+++ Listed records +++

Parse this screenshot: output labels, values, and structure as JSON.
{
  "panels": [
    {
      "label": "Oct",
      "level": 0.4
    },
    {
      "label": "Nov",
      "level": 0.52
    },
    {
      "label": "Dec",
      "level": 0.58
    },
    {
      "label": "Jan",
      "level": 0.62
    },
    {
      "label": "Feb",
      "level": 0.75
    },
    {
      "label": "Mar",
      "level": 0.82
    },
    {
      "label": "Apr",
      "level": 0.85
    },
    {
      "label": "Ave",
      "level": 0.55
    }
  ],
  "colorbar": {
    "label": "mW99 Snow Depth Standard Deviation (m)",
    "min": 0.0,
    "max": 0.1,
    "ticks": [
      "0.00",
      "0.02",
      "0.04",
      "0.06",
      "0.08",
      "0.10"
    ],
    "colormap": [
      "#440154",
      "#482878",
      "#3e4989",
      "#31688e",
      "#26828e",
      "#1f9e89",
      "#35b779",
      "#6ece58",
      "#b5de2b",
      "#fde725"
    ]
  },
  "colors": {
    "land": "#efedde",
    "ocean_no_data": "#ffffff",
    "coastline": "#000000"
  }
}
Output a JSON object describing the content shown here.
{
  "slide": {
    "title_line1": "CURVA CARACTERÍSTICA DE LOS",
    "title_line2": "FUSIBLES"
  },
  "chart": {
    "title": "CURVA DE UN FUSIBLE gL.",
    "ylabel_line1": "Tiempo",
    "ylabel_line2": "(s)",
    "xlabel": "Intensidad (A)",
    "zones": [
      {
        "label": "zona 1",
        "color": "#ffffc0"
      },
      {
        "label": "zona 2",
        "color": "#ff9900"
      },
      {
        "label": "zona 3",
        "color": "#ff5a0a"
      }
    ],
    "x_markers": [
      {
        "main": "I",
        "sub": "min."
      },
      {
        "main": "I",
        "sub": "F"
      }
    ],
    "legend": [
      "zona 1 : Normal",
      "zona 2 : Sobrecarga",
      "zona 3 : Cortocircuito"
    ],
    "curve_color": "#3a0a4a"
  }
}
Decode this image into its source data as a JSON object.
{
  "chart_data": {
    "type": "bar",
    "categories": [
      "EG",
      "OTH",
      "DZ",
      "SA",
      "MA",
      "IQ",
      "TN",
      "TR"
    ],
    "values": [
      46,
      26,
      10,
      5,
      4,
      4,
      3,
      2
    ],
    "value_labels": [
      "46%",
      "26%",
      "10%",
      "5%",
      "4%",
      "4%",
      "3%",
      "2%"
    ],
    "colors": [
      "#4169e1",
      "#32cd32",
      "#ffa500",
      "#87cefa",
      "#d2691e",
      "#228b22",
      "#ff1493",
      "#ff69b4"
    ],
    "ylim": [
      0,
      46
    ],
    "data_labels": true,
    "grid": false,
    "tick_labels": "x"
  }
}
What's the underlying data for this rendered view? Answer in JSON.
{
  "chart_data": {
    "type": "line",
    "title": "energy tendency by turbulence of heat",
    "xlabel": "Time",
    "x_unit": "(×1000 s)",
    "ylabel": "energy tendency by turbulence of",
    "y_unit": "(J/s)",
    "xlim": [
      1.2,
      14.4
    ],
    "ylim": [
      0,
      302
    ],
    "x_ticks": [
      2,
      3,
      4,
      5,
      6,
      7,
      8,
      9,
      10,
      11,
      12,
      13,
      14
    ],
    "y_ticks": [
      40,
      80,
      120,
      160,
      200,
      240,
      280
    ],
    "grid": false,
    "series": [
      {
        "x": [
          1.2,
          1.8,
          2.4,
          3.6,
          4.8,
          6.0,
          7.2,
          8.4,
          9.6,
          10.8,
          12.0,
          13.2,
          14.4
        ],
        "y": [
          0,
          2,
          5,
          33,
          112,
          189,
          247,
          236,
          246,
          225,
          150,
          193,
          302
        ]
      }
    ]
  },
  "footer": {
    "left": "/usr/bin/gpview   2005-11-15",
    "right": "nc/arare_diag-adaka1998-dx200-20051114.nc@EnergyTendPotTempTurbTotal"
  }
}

+++

What to do>
Set out the complete listing exactly as shown.

The reply>
Parse this screenshot: output labels, values, and structure as JSON.
{
  "panels": [
    {
      "label": "Oct",
      "level": 0.4
    },
    {
      "label": "Nov",
      "level": 0.52
    },
    {
      "label": "Dec",
      "level": 0.58
    },
    {
      "label": "Jan",
      "level": 0.62
    },
    {
      "label": "Feb",
      "level": 0.75
    },
    {
      "label": "Mar",
      "level": 0.82
    },
    {
      "label": "Apr",
      "level": 0.85
    },
    {
      "label": "Ave",
      "level": 0.55
    }
  ],
  "colorbar": {
    "label": "mW99 Snow Depth Standard Deviation (m)",
    "min": 0.0,
    "max": 0.1,
    "ticks": [
      "0.00",
      "0.02",
      "0.04",
      "0.06",
      "0.08",
      "0.10"
    ],
    "colormap": [
      "#440154",
      "#482878",
      "#3e4989",
      "#31688e",
      "#26828e",
      "#1f9e89",
      "#35b779",
      "#6ece58",
      "#b5de2b",
      "#fde725"
    ]
  },
  "colors": {
    "land": "#efedde",
    "ocean_no_data": "#ffffff",
    "coastline": "#000000"
  }
}
Output a JSON object describing the content shown here.
{
  "slide": {
    "title_line1": "CURVA CARACTERÍSTICA DE LOS",
    "title_line2": "FUSIBLES"
  },
  "chart": {
    "title": "CURVA DE UN FUSIBLE gL.",
    "ylabel_line1": "Tiempo",
    "ylabel_line2": "(s)",
    "xlabel": "Intensidad (A)",
    "zones": [
      {
        "label": "zona 1",
        "color": "#ffffc0"
      },
      {
        "label": "zona 2",
        "color": "#ff9900"
      },
      {
        "label": "zona 3",
        "color": "#ff5a0a"
      }
    ],
    "x_markers": [
      {
        "main": "I",
        "sub": "min."
      },
      {
        "main": "I",
        "sub": "F"
      }
    ],
    "legend": [
      "zona 1 : Normal",
      "zona 2 : Sobrecarga",
      "zona 3 : Cortocircuito"
    ],
    "curve_color": "#3a0a4a"
  }
}
Decode this image into its source data as a JSON object.
{
  "chart_data": {
    "type": "bar",
    "categories": [
      "EG",
      "OTH",
      "DZ",
      "SA",
      "MA",
      "IQ",
      "TN",
      "TR"
    ],
    "values": [
      46,
      26,
      10,
      5,
      4,
      4,
      3,
      2
    ],
    "value_labels": [
      "46%",
      "26%",
      "10%",
      "5%",
      "4%",
      "4%",
      "3%",
      "2%"
    ],
    "colors": [
      "#4169e1",
      "#32cd32",
      "#ffa500",
      "#87cefa",
      "#d2691e",
      "#228b22",
      "#ff1493",
      "#ff69b4"
    ],
    "ylim": [
      0,
      46
    ],
    "data_labels": true,
    "grid": false,
    "tick_labels": "x"
  }
}
What's the underlying data for this rendered view? Answer in JSON.
{
  "chart_data": {
    "type": "line",
    "title": "energy tendency by turbulence of heat",
    "xlabel": "Time",
    "x_unit": "(×1000 s)",
    "ylabel": "energy tendency by turbulence of",
    "y_unit": "(J/s)",
    "xlim": [
      1.2,
      14.4
    ],
    "ylim": [
      0,
      302
    ],
    "x_ticks": [
      2,
      3,
      4,
      5,
      6,
      7,
      8,
      9,
      10,
      11,
      12,
      13,
      14
    ],
    "y_ticks": [
      40,
      80,
      120,
      160,
      200,
      240,
      280
    ],
    "grid": false,
    "series": [
      {
        "x": [
          1.2,
          1.8,
          2.4,
          3.6,
          4.8,
          6.0,
          7.2,
          8.4,
          9.6,
          10.8,
          12.0,
          13.2,
          14.4
        ],
        "y": [
          0,
          2,
          5,
          33,
          112,
          189,
          247,
          236,
          246,
          225,
          150,
          193,
          302
        ]
      }
    ]
  },
  "footer": {
    "left": "/usr/bin/gpview   2005-11-15",
    "right": "nc/arare_diag-adaka1998-dx200-20051114.nc@EnergyTendPotTempTurbTotal"
  }
}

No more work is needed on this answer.